+++ DATA TO USE

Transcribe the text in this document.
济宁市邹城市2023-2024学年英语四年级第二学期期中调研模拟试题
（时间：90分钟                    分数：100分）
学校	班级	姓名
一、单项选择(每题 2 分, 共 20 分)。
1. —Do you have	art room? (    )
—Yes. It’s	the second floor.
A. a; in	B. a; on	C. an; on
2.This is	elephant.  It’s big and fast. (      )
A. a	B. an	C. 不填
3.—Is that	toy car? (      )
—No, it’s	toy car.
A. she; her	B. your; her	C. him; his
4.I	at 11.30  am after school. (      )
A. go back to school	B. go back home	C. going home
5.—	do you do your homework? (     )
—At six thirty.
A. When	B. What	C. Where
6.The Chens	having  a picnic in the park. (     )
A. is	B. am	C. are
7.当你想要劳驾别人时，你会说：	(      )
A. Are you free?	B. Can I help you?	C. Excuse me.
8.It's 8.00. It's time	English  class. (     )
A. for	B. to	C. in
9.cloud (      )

++++++

**GIVEN EXERCISE:** Your reply is one number: how many lines of the records above contain the word "school".

**FULL ANSWER:** 2